_The request_
Report how many lines include the word "coordinate", and nothing besides that number.

_Supplied data_

┄┄┄┄┄┄┄┄┄┄

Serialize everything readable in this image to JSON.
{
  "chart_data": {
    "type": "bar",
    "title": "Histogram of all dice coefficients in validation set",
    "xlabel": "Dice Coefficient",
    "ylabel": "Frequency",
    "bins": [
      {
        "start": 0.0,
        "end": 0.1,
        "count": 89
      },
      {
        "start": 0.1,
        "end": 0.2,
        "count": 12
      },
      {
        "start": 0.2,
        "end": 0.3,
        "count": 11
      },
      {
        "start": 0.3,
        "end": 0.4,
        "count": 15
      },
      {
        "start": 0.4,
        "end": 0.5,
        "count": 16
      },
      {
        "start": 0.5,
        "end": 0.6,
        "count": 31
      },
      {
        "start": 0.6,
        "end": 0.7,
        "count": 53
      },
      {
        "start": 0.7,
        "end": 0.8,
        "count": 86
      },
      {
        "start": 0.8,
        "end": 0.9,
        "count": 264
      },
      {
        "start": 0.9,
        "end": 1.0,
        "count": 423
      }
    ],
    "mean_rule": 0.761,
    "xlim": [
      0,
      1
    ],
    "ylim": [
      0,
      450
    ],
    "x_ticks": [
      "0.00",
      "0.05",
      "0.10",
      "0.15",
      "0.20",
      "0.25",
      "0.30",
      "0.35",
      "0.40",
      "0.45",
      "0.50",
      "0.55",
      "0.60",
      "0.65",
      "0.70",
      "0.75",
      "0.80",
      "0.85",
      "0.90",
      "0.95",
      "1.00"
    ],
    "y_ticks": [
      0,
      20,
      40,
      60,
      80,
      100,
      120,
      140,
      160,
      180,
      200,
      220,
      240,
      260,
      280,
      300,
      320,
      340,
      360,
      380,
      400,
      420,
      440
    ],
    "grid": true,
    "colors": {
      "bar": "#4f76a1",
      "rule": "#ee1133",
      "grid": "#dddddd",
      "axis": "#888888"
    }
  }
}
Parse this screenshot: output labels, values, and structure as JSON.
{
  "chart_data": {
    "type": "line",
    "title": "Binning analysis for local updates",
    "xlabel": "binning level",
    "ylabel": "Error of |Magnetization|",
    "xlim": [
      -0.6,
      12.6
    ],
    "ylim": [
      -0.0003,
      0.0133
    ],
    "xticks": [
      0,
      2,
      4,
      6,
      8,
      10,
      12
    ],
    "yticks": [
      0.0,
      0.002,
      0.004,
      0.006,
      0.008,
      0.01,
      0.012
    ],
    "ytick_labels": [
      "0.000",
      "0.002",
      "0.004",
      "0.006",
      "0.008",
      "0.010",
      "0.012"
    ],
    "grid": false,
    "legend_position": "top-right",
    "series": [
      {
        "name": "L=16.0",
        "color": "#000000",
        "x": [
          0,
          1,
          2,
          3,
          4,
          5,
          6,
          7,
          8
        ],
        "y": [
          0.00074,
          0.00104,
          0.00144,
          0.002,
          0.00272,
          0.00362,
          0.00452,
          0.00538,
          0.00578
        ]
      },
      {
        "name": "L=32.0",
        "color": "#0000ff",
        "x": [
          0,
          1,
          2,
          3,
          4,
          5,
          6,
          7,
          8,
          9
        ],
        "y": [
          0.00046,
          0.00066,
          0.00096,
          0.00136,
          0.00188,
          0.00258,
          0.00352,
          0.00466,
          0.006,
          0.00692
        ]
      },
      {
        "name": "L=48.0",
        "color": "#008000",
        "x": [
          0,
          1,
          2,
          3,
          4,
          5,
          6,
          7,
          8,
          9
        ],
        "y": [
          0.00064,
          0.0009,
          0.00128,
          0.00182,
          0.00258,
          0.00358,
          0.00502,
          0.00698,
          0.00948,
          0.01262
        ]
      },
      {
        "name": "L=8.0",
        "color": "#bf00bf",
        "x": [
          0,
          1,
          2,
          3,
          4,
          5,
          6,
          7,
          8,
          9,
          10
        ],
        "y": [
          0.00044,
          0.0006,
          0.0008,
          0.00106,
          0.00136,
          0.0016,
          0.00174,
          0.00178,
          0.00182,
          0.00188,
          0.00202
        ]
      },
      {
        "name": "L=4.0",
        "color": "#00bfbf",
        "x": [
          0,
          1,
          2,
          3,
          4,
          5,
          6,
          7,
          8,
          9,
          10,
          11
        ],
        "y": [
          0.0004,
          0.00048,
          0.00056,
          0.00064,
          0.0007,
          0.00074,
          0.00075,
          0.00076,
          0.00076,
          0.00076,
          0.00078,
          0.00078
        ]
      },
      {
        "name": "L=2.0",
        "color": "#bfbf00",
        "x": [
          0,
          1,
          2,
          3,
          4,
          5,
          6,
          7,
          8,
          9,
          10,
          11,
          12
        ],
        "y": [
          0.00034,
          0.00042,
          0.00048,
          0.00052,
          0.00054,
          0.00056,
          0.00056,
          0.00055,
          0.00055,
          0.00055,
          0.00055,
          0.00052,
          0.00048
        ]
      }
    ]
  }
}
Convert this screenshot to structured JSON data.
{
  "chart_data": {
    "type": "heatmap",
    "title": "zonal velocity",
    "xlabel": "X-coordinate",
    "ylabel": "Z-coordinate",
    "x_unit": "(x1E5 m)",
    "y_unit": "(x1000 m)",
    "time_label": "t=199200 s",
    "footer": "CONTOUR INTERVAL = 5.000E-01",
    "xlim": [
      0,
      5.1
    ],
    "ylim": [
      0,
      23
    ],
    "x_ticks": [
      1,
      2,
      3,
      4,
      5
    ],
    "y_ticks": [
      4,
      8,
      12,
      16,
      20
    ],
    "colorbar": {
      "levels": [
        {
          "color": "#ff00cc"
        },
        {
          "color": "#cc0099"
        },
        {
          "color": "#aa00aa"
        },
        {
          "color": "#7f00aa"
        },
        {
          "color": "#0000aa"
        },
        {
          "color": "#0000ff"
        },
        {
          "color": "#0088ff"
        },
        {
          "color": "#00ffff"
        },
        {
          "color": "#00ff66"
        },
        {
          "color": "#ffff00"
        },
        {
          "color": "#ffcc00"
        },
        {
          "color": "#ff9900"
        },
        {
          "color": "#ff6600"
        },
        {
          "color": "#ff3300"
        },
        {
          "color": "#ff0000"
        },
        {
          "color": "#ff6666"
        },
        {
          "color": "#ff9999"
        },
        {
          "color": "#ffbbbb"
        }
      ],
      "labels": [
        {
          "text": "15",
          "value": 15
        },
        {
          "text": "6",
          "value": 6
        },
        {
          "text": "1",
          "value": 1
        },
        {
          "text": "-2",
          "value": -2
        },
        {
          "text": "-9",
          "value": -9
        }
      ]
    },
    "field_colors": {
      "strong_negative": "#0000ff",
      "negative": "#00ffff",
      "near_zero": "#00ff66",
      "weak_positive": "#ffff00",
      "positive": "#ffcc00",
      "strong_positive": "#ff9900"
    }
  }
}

┄┄┄┄┄┄┄┄┄┄

_Answer to this exercise_
2